> Stored records:
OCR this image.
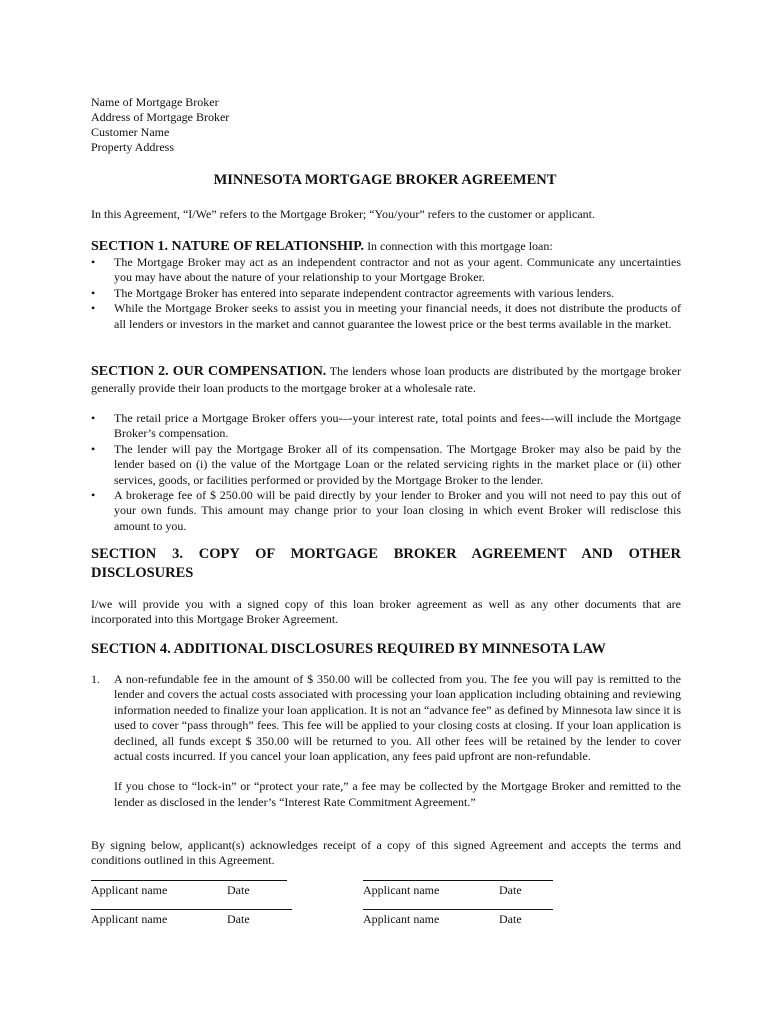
Name of Mortgage Broker
Address of Mortgage Broker
Customer Name
Property Address
MINNESOTA MORTGAGE BROKER AGREEMENT

In this Agreement, “I/We” refers to the Mortgage Broker; “You/your” refers to the customer or applicant.

SECTION 1. NATURE OF RELATIONSHIP. In connection with this mortgage loan:
• The Mortgage Broker may act as an independent contractor and not as your agent. Communicate any uncertainties you may have about the nature of your relationship to your Mortgage Broker.
• The Mortgage Broker has entered into separate independent contractor agreements with various lenders.
• While the Mortgage Broker seeks to assist you in meeting your financial needs, it does not distribute the products of all lenders or investors in the market and cannot guarantee the lowest price or the best terms available in the market.

SECTION 2. OUR COMPENSATION. The lenders whose loan products are distributed by the mortgage broker generally provide their loan products to the mortgage broker at a wholesale rate.

• The retail price a Mortgage Broker offers you-–-your interest rate, total points and fees-–-will include the Mortgage Broker’s compensation.
• The lender will pay the Mortgage Broker all of its compensation. The Mortgage Broker may also be paid by the lender based on (i) the value of the Mortgage Loan or the related servicing rights in the market place or (ii) other services, goods, or facilities performed or provided by the Mortgage Broker to the lender.
• A brokerage fee of $ 250.00 will be paid directly by your lender to Broker and you will not need to pay this out of your own funds. This amount may change prior to your loan closing in which event Broker will redisclose this amount to you.

SECTION 3. COPY OF MORTGAGE BROKER AGREEMENT AND OTHER DISCLOSURES

I/we will provide you with a signed copy of this loan broker agreement as well as any other documents that are incorporated into this Mortgage Broker Agreement.

SECTION 4. ADDITIONAL DISCLOSURES REQUIRED BY MINNESOTA LAW
1. A non-refundable fee in the amount of $ 350.00 will be collected from you. The fee you will pay is remitted to the lender and covers the actual costs associated with processing your loan application including obtaining and reviewing information needed to finalize your loan application. It is not an “advance fee” as defined by Minnesota law since it is used to cover “pass through” fees. This fee will be applied to your closing costs at closing. If your loan application is declined, all funds except $ 350.00 will be returned to you. All other fees will be retained by the lender to cover actual costs incurred. If you cancel your loan application, any fees paid upfront are non-refundable.
If you chose to “lock-in” or “protect your rate,” a fee may be collected by the Mortgage Broker and remitted to the lender as disclosed in the lender’s “Interest Rate Commitment Agreement.”

By signing below, applicant(s) acknowledges receipt of a copy of this signed Agreement and accepts the terms and conditions outlined in this Agreement.

Applicant name	Date	Applicant name	Date
Applicant name	Date	Applicant name	Date
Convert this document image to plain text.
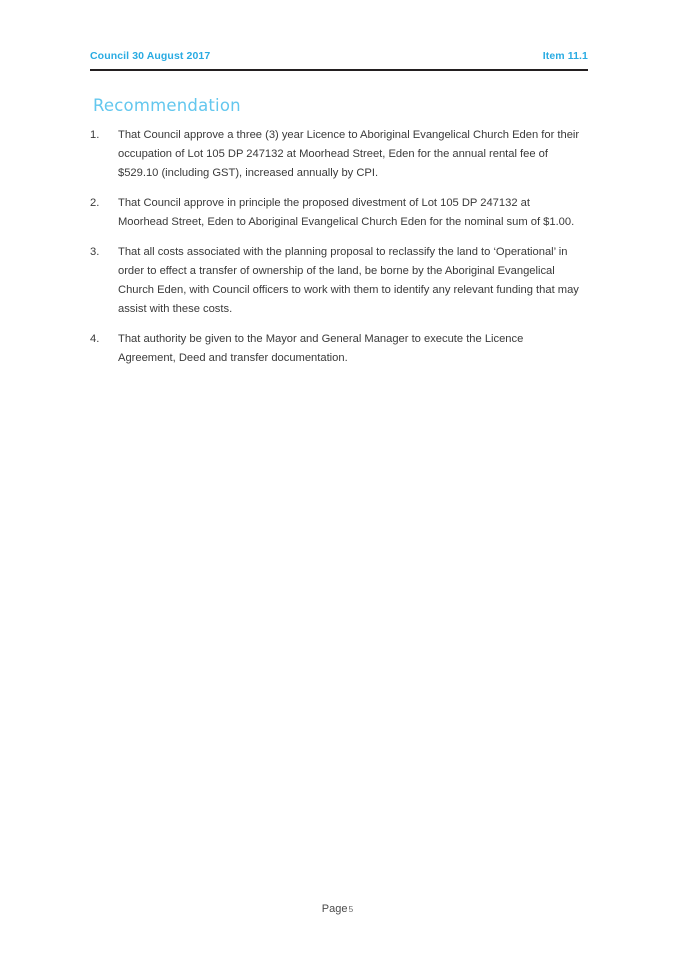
Council 30 August 2017	Item 11.1
Recommendation
1.	That Council approve a three (3) year Licence to Aboriginal Evangelical Church Eden for their occupation of Lot 105 DP 247132 at Moorhead Street, Eden for the annual rental fee of $529.10 (including GST), increased annually by CPI.
2.	That Council approve in principle the proposed divestment of Lot 105 DP 247132 at Moorhead Street, Eden to Aboriginal Evangelical Church Eden for the nominal sum of $1.00.
3.	That all costs associated with the planning proposal to reclassify the land to ‘Operational’ in order to effect a transfer of ownership of the land, be borne by the Aboriginal Evangelical Church Eden, with Council officers to work with them to identify any relevant funding that may assist with these costs.
4.	That authority be given to the Mayor and General Manager to execute the Licence Agreement, Deed and transfer documentation.
Page5
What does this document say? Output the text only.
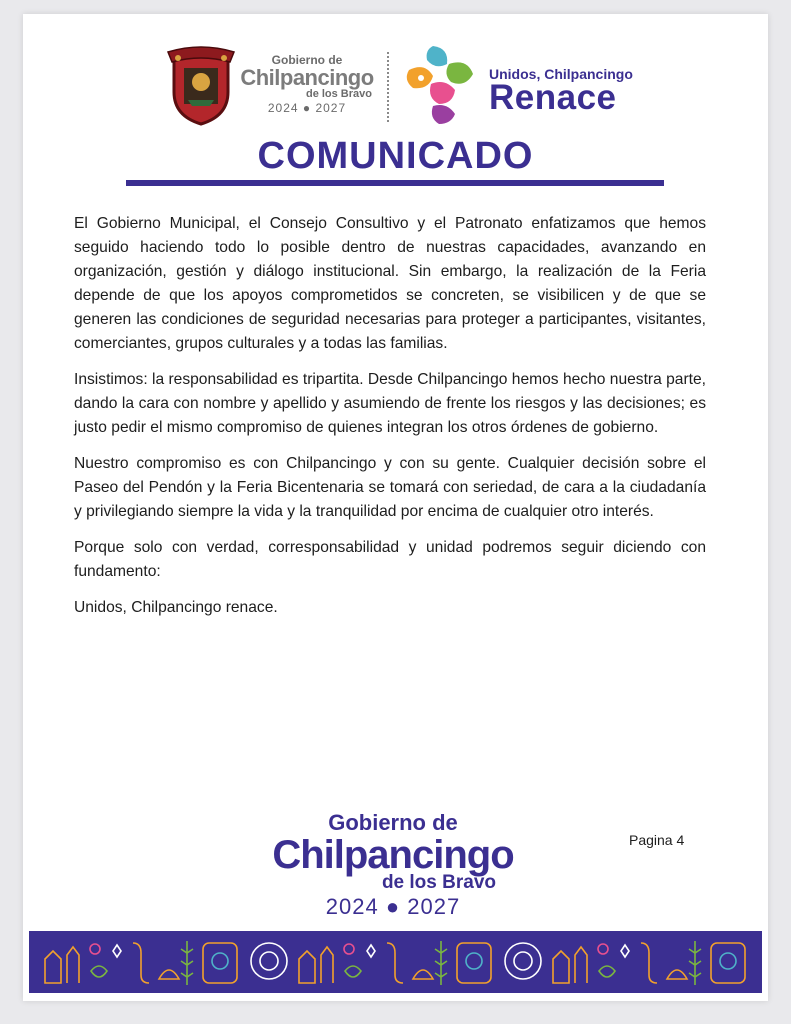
Gobierno de
Chilpancingo
de los Bravo
2024 ● 2027
Unidos, Chilpancingo
Renace
COMUNICADO

El Gobierno Municipal, el Consejo Consultivo y el Patronato enfatizamos que hemos seguido haciendo todo lo posible dentro de nuestras capacidades, avanzando en organización, gestión y diálogo institucional. Sin embargo, la realización de la Feria depende de que los apoyos comprometidos se concreten, se visibilicen y de que se generen las condiciones de seguridad necesarias para proteger a participantes, visitantes, comerciantes, grupos culturales y a todas las familias.

Insistimos: la responsabilidad es tripartita. Desde Chilpancingo hemos hecho nuestra parte, dando la cara con nombre y apellido y asumiendo de frente los riesgos y las decisiones; es justo pedir el mismo compromiso de quienes integran los otros órdenes de gobierno.

Nuestro compromiso es con Chilpancingo y con su gente. Cualquier decisión sobre el Paseo del Pendón y la Feria Bicentenaria se tomará con seriedad, de cara a la ciudadanía y privilegiando siempre la vida y la tranquilidad por encima de cualquier otro interés.

Porque solo con verdad, corresponsabilidad y unidad podremos seguir diciendo con fundamento:

Unidos, Chilpancingo renace.

Gobierno de
Chilpancingo
de los Bravo
2024 ● 2027
Pagina 4
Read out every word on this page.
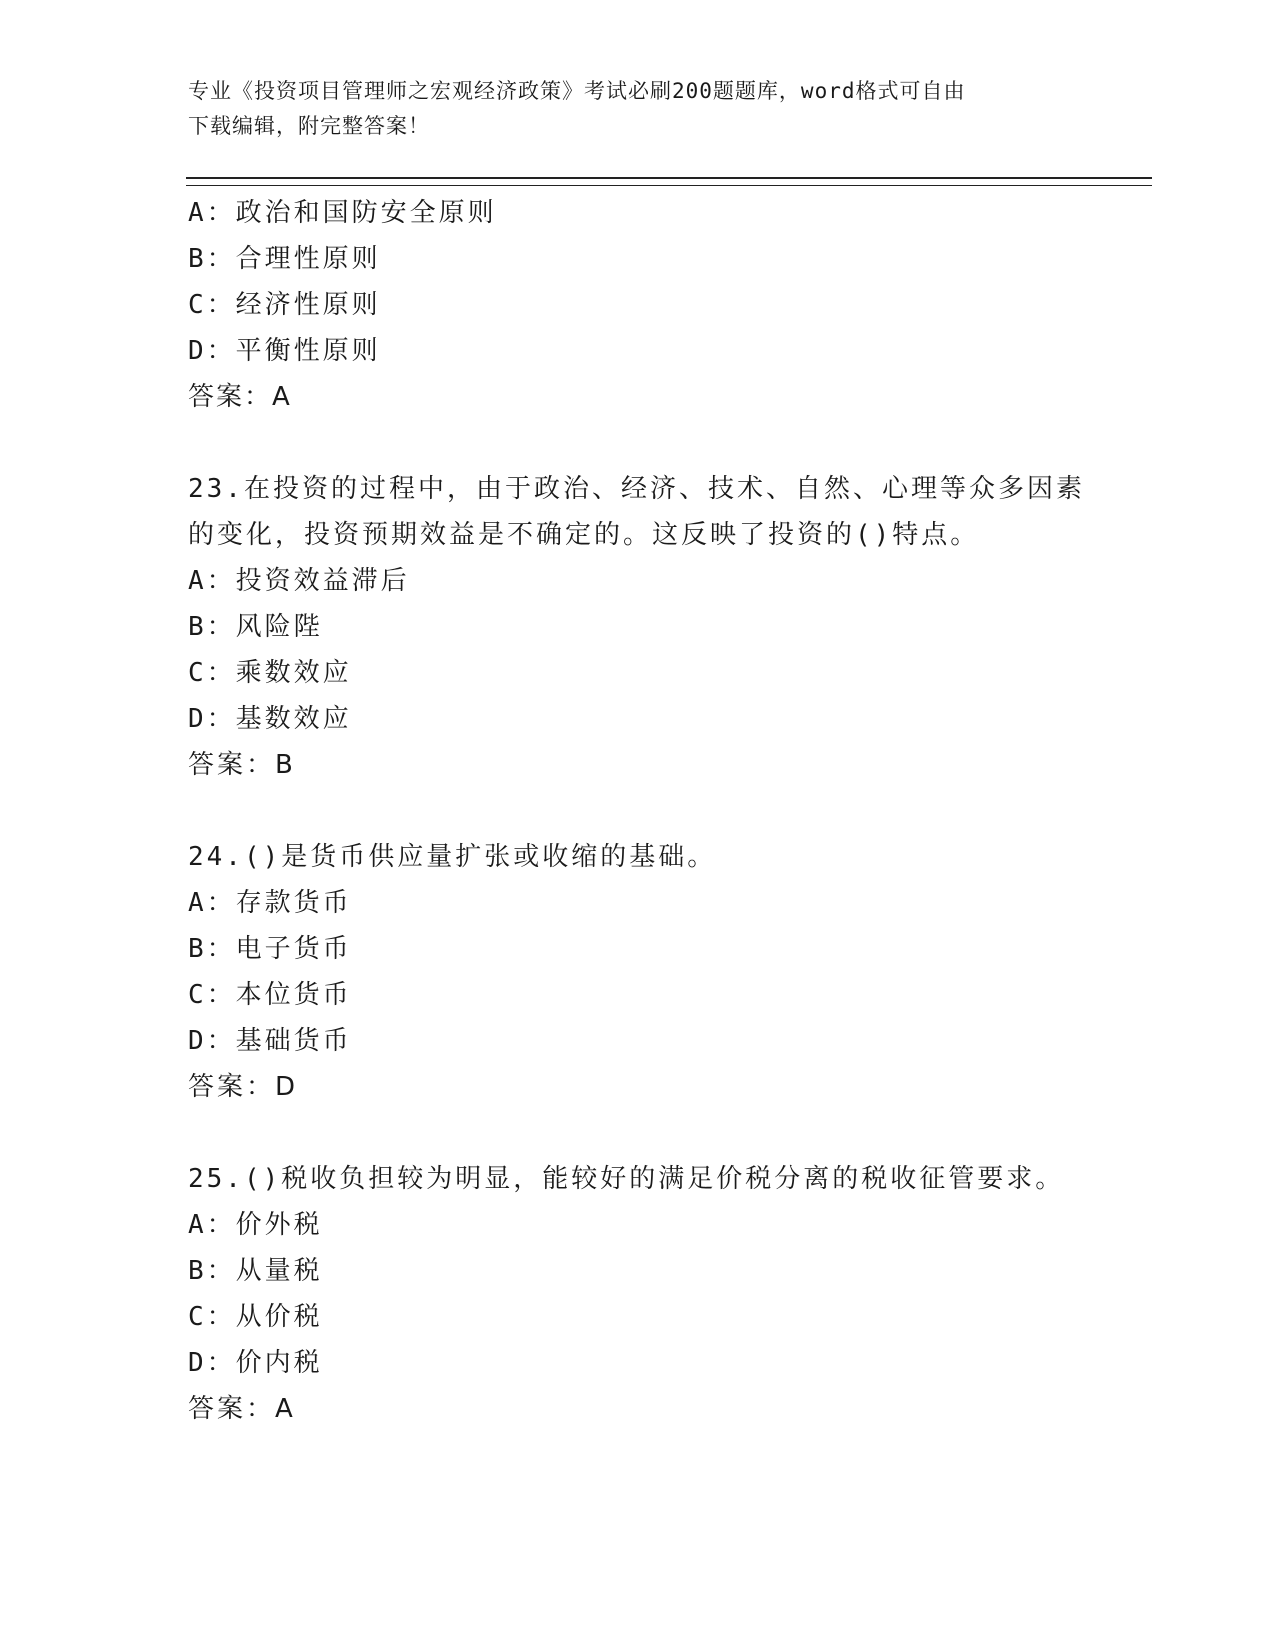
专业《投资项目管理师之宏观经济政策》考试必刷200题题库，word格式可自由
下载编辑，附完整答案！
A：政治和国防安全原则
B：合理性原则
C：经济性原则
D：平衡性原则
答案：A
23.在投资的过程中，由于政治、经济、技术、自然、心理等众多因素
的变化，投资预期效益是不确定的。这反映了投资的()特点。
A：投资效益滞后
B：风险陛
C：乘数效应
D：基数效应
答案：B
24.()是货币供应量扩张或收缩的基础。
A：存款货币
B：电子货币
C：本位货币
D：基础货币
答案：D
25.()税收负担较为明显，能较好的满足价税分离的税收征管要求。
A：价外税
B：从量税
C：从价税
D：价内税
答案：A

> WHAT THE TASK REQUIRES:
Gather every line from the listing above in which the word "independent" appears.

> RESULT:
• The Mortgage Broker may act as an independent contractor and not as your agent. Communicate any uncertainties you may have about the nature of your relationship to your Mortgage Broker.
• The Mortgage Broker has entered into separate independent contractor agreements with various lenders.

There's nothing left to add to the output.